● **Exercise**:
Go through the material below and count the lines with the string "stellt"; the number is the whole answer.

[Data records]
○ ○ ○ ○
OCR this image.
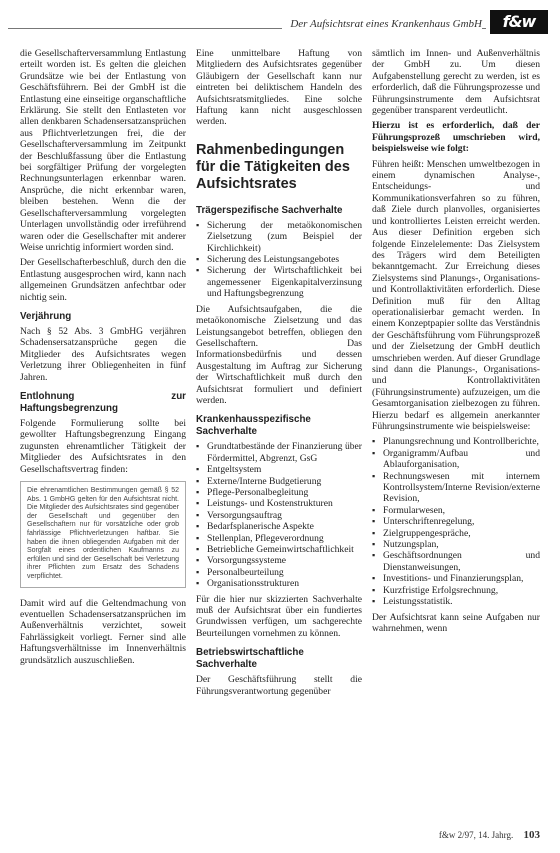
Der Aufsichtsrat eines Krankenhaus GmbH	f&w

die Gesellschafterversammlung Entlastung erteilt worden ist. Es gelten die gleichen Grundsätze wie bei der Entlastung von Geschäftsführern. Bei der GmbH ist die Entlastung eine einseitige organschaftliche Erklärung. Sie stellt den Entlasteten vor allen denkbaren Schadensersatzansprüchen aus Pflichtverletzungen frei, die der Gesellschafterversammlung im Zeitpunkt der Beschlußfassung über die Entlastung bei sorgfältiger Prüfung der vorgelegten Rechnungsunterlagen erkennbar waren. Ansprüche, die nicht erkennbar waren, bleiben bestehen. Wenn die der Gesellschafterversammlung vorgelegten Unterlagen unvollständig oder irreführend waren oder die Gesellschafter mit anderer Weise unrichtig informiert worden sind.

Der Gesellschafterbeschluß, durch den die Entlastung ausgesprochen wird, kann nach allgemeinen Grundsätzen anfechtbar oder nichtig sein.

Verjährung

Nach § 52 Abs. 3 GmbHG verjähren Schadensersatzansprüche gegen die Mitglieder des Aufsichtsrates wegen Verletzung ihrer Obliegenheiten in fünf Jahren.

Entlohnung zur Haftungsbegrenzung

Folgende Formulierung sollte bei gewollter Haftungsbegrenzung Eingang zugunsten ehrenamtlicher Tätigkeit der Mitglieder des Aufsichtsrates in den Gesellschaftsvertrag finden:

Die ehrenamtlichen Bestimmungen gemäß § 52 Abs. 1 GmbHG gelten für den Aufsichtsrat nicht. Die Mitglieder des Aufsichtsrates sind gegenüber der Gesellschaft und gegenüber den Gesellschaftern nur für vorsätzliche oder grob fahrlässige Pflichtverletzungen haftbar. Sie haben die ihnen obliegenden Aufgaben mit der Sorgfalt eines ordentlichen Kaufmanns zu erfüllen und sind der Gesellschaft bei Verletzung ihrer Pflichten zum Ersatz des Schadens verpflichtet.

Damit wird auf die Geltendmachung von eventuellen Schadensersatzansprüchen im Außenverhältnis verzichtet, soweit Fahrlässigkeit vorliegt. Ferner sind alle Haftungsverhältnisse im Innenverhältnis grundsätzlich auszuschließen.

Eine unmittelbare Haftung von Mitgliedern des Aufsichtsrates gegenüber Gläubigern der Gesellschaft kann nur eintreten bei deliktischem Handeln des Aufsichtsratsmitgliedes. Eine solche Haftung kann nicht ausgeschlossen werden.

Rahmenbedingungen für die Tätigkeiten des Aufsichtsrates
Trägerspezifische Sachverhalte
▪ Sicherung der metaökonomischen Zielsetzung (zum Beispiel der Kirchlichkeit)
▪ Sicherung des Leistungsangebotes
▪ Sicherung der Wirtschaftlichkeit bei angemessener Eigenkapitalverzinsung und Haftungsbegrenzung

Die Aufsichtsaufgaben, die die metaökonomische Zielsetzung und das Leistungsangebot betreffen, obliegen den Gesellschaftern. Das Informationsbedürfnis und dessen Ausgestaltung im Auftrag zur Sicherung der Wirtschaftlichkeit muß durch den Aufsichtsrat formuliert und definiert werden.

Krankenhausspezifische Sachverhalte
▪ Grundtatbestände der Finanzierung über Fördermittel, Abgrenzt, GsG
▪ Entgeltsystem
▪ Externe/Interne Budgetierung
▪ Pflege-Personalbegleitung
▪ Leistungs- und Kostenstrukturen
▪ Versorgungsauftrag
▪ Bedarfsplanerische Aspekte
▪ Stellenplan, Pflegeverordnung
▪ Betriebliche Gemeinwirtschaftlichkeit
▪ Vorsorgungssysteme
▪ Personalbeurteilung
▪ Organisationsstrukturen

Für die hier nur skizzierten Sachverhalte muß der Aufsichtsrat über ein fundiertes Grundwissen verfügen, um sachgerechte Beurteilungen vornehmen zu können.

Betriebswirtschaftliche Sachverhalte

Der Geschäftsführung stellt die Führungsverantwortung gegenüber

sämtlich im Innen- und Außenverhältnis der GmbH zu. Um diesen Aufgabenstellung gerecht zu werden, ist es erforderlich, daß die Führungsprozesse und Führungsinstrumente dem Aufsichtsrat gegenüber transparent verdeutlicht.

Hierzu ist es erforderlich, daß der Führungsprozeß umschrieben wird, beispielsweise wie folgt:

Führen heißt: Menschen umweltbezogen in einem dynamischen Analyse-, Entscheidungs- und Kommunikationsverfahren so zu führen, daß Ziele durch planvolles, organisiertes und kontrolliertes Leisten erreicht werden. Aus dieser Definition ergeben sich folgende Einzelelemente: Das Zielsystem des Trägers wird dem Beteiligten bekanntgemacht. Zur Erreichung dieses Zielsystems sind Planungs-, Organisations- und Kontrollaktivitäten erforderlich. Diese Definition muß für den Alltag operationalisierbar gemacht werden. In einem Konzeptpapier sollte das Verständnis der Geschäftsführung vom Führungsprozeß und der Zielsetzung der GmbH deutlich umschrieben werden. Auf dieser Grundlage sind dann die Planungs-, Organisations- und Kontrollaktivitäten (Führungsinstrumente) aufzuzeigen, um die Gesamtorganisation zielbezogen zu führen. Hierzu bedarf es allgemein anerkannter Führungsinstrumente wie beispielsweise:

▪ Planungsrechnung und Kontrollberichte,
▪ Organigramm/Aufbau und Ablauforganisation,
▪ Rechnungswesen mit internem Kontrollsystem/Interne Revision/externe Revision,
▪ Formularwesen,
▪ Unterschriftenregelung,
▪ Zielgruppengespräche,
▪ Nutzungsplan,
▪ Geschäftsordnungen und Dienstanweisungen,
▪ Investitions- und Finanzierungsplan,
▪ Kurzfristige Erfolgsrechnung,
▪ Leistungsstatistik.

Der Aufsichtsrat kann seine Aufgaben nur wahrnehmen, wenn

f&w 2/97, 14. Jahrg. 103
○ ○ ○ ○
● **Worked solution**:
2